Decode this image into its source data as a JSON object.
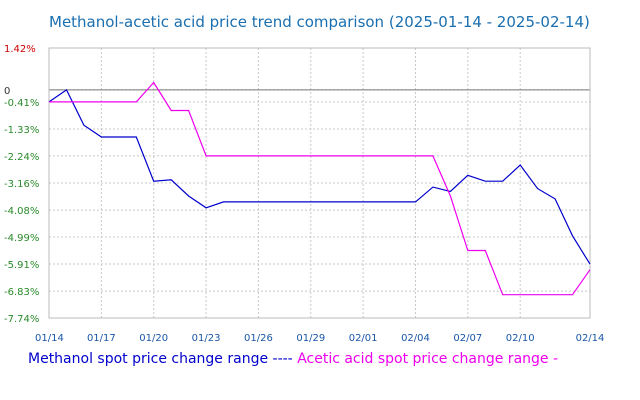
{
  "chart_data": {
    "type": "line",
    "title": "Methanol-acetic acid price trend comparison (2025-01-14 - 2025-02-14)",
    "xlabel": "",
    "ylabel": "",
    "x_ticks": [
      "01/14",
      "01/17",
      "01/20",
      "01/23",
      "01/26",
      "01/29",
      "02/01",
      "02/04",
      "02/07",
      "02/10",
      "02/14"
    ],
    "y_ticks": [
      "1.42%",
      "0",
      "-0.41%",
      "-1.33%",
      "-2.24%",
      "-3.16%",
      "-4.08%",
      "-4.99%",
      "-5.91%",
      "-6.83%",
      "-7.74%"
    ],
    "ylim": [
      -7.74,
      1.42
    ],
    "grid": true,
    "legend_position": "bottom",
    "legend_text": "Methanol spot price change range ---- Acetic acid spot price change range -",
    "colors": {
      "methanol": "#0000cc",
      "acetic": "#ee00ee",
      "positive_tick": "#cc0000",
      "negative_tick": "#2a8a2a",
      "zero_line": "#777777",
      "grid": "#c8c8c8"
    },
    "series": [
      {
        "name": "Methanol spot price change range",
        "x": [
          "01/14",
          "01/15",
          "01/16",
          "01/17",
          "01/18",
          "01/19",
          "01/20",
          "01/21",
          "01/22",
          "01/23",
          "01/24",
          "01/25",
          "01/26",
          "01/27",
          "01/28",
          "01/29",
          "01/30",
          "01/31",
          "02/01",
          "02/02",
          "02/03",
          "02/04",
          "02/05",
          "02/06",
          "02/07",
          "02/08",
          "02/09",
          "02/10",
          "02/11",
          "02/12",
          "02/13",
          "02/14"
        ],
        "values": [
          -0.41,
          0,
          -1.2,
          -1.6,
          -1.6,
          -1.6,
          -3.1,
          -3.05,
          -3.6,
          -4.0,
          -3.8,
          -3.8,
          -3.8,
          -3.8,
          -3.8,
          -3.8,
          -3.8,
          -3.8,
          -3.8,
          -3.8,
          -3.8,
          -3.8,
          -3.3,
          -3.45,
          -2.9,
          -3.1,
          -3.1,
          -2.55,
          -3.35,
          -3.7,
          -4.95,
          -5.91
        ]
      },
      {
        "name": "Acetic acid spot price change range",
        "x": [
          "01/14",
          "01/15",
          "01/16",
          "01/17",
          "01/18",
          "01/19",
          "01/20",
          "01/21",
          "01/22",
          "01/23",
          "01/24",
          "01/25",
          "01/26",
          "01/27",
          "01/28",
          "01/29",
          "01/30",
          "01/31",
          "02/01",
          "02/02",
          "02/03",
          "02/04",
          "02/05",
          "02/06",
          "02/07",
          "02/08",
          "02/09",
          "02/10",
          "02/11",
          "02/12",
          "02/13",
          "02/14"
        ],
        "values": [
          -0.41,
          -0.41,
          -0.41,
          -0.41,
          -0.41,
          -0.41,
          0.25,
          -0.7,
          -0.7,
          -2.24,
          -2.24,
          -2.24,
          -2.24,
          -2.24,
          -2.24,
          -2.24,
          -2.24,
          -2.24,
          -2.24,
          -2.24,
          -2.24,
          -2.24,
          -2.24,
          -3.6,
          -5.45,
          -5.45,
          -6.95,
          -6.95,
          -6.95,
          -6.95,
          -6.95,
          -6.1
        ]
      }
    ]
  }
}
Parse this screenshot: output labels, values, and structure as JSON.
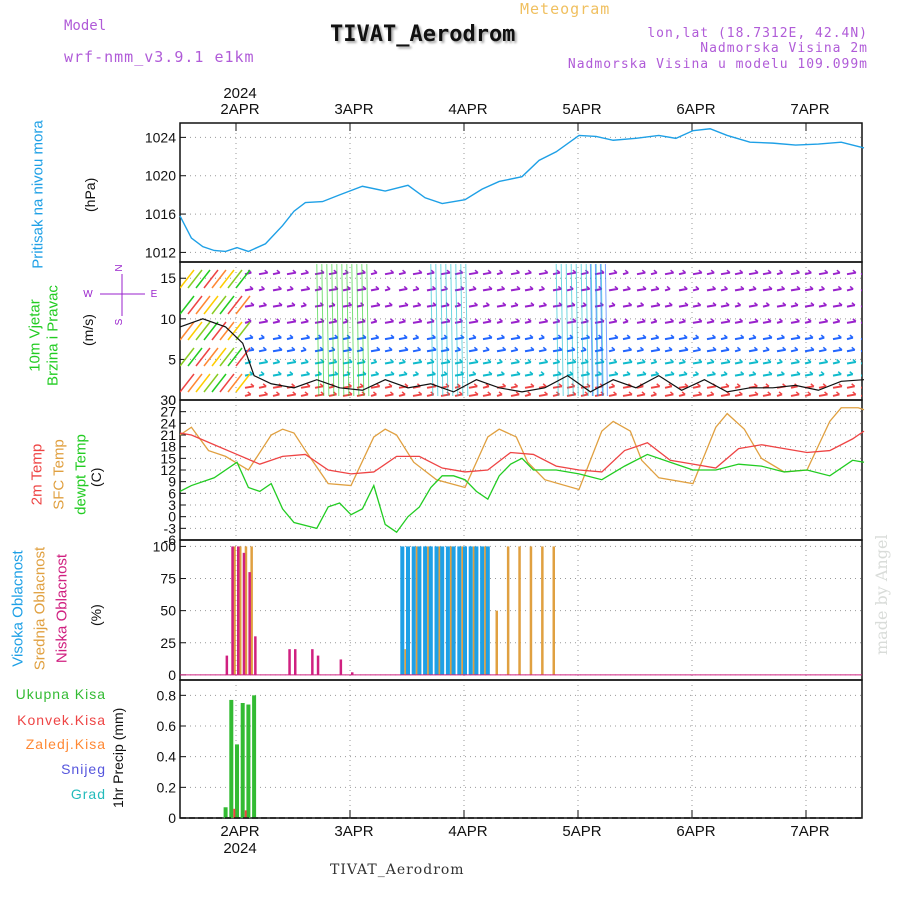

━━━━

Pictures are to be left out; all else in the entries above is to be quoted exactly.

Decode this image into its source data as a JSON object.
{
  "chart_data": {
    "type": "line",
    "title": "Methanol-acetic acid price trend comparison (2025-01-14 - 2025-02-14)",
    "xlabel": "",
    "ylabel": "",
    "x_ticks": [
      "01/14",
      "01/17",
      "01/20",
      "01/23",
      "01/26",
      "01/29",
      "02/01",
      "02/04",
      "02/07",
      "02/10",
      "02/14"
    ],
    "y_ticks": [
      "1.42%",
      "0",
      "-0.41%",
      "-1.33%",
      "-2.24%",
      "-3.16%",
      "-4.08%",
      "-4.99%",
      "-5.91%",
      "-6.83%",
      "-7.74%"
    ],
    "ylim": [
      -7.74,
      1.42
    ],
    "grid": true,
    "legend_position": "bottom",
    "legend_text": "Methanol spot price change range ---- Acetic acid spot price change range -",
    "colors": {
      "methanol": "#0000cc",
      "acetic": "#ee00ee",
      "positive_tick": "#cc0000",
      "negative_tick": "#2a8a2a",
      "zero_line": "#777777",
      "grid": "#c8c8c8"
    },
    "series": [
      {
        "name": "Methanol spot price change range",
        "x": [
          "01/14",
          "01/15",
          "01/16",
          "01/17",
          "01/18",
          "01/19",
          "01/20",
          "01/21",
          "01/22",
          "01/23",
          "01/24",
          "01/25",
          "01/26",
          "01/27",
          "01/28",
          "01/29",
          "01/30",
          "01/31",
          "02/01",
          "02/02",
          "02/03",
          "02/04",
          "02/05",
          "02/06",
          "02/07",
          "02/08",
          "02/09",
          "02/10",
          "02/11",
          "02/12",
          "02/13",
          "02/14"
        ],
        "values": [
          -0.41,
          0,
          -1.2,
          -1.6,
          -1.6,
          -1.6,
          -3.1,
          -3.05,
          -3.6,
          -4.0,
          -3.8,
          -3.8,
          -3.8,
          -3.8,
          -3.8,
          -3.8,
          -3.8,
          -3.8,
          -3.8,
          -3.8,
          -3.8,
          -3.8,
          -3.3,
          -3.45,
          -2.9,
          -3.1,
          -3.1,
          -2.55,
          -3.35,
          -3.7,
          -4.95,
          -5.91
        ]
      },
      {
        "name": "Acetic acid spot price change range",
        "x": [
          "01/14",
          "01/15",
          "01/16",
          "01/17",
          "01/18",
          "01/19",
          "01/20",
          "01/21",
          "01/22",
          "01/23",
          "01/24",
          "01/25",
          "01/26",
          "01/27",
          "01/28",
          "01/29",
          "01/30",
          "01/31",
          "02/01",
          "02/02",
          "02/03",
          "02/04",
          "02/05",
          "02/06",
          "02/07",
          "02/08",
          "02/09",
          "02/10",
          "02/11",
          "02/12",
          "02/13",
          "02/14"
        ],
        "values": [
          -0.41,
          -0.41,
          -0.41,
          -0.41,
          -0.41,
          -0.41,
          0.25,
          -0.7,
          -0.7,
          -2.24,
          -2.24,
          -2.24,
          -2.24,
          -2.24,
          -2.24,
          -2.24,
          -2.24,
          -2.24,
          -2.24,
          -2.24,
          -2.24,
          -2.24,
          -2.24,
          -3.6,
          -5.45,
          -5.45,
          -6.95,
          -6.95,
          -6.95,
          -6.95,
          -6.95,
          -6.1
        ]
      }
    ]
  }
}
Parse this screenshot: output labels, values, and structure as JSON.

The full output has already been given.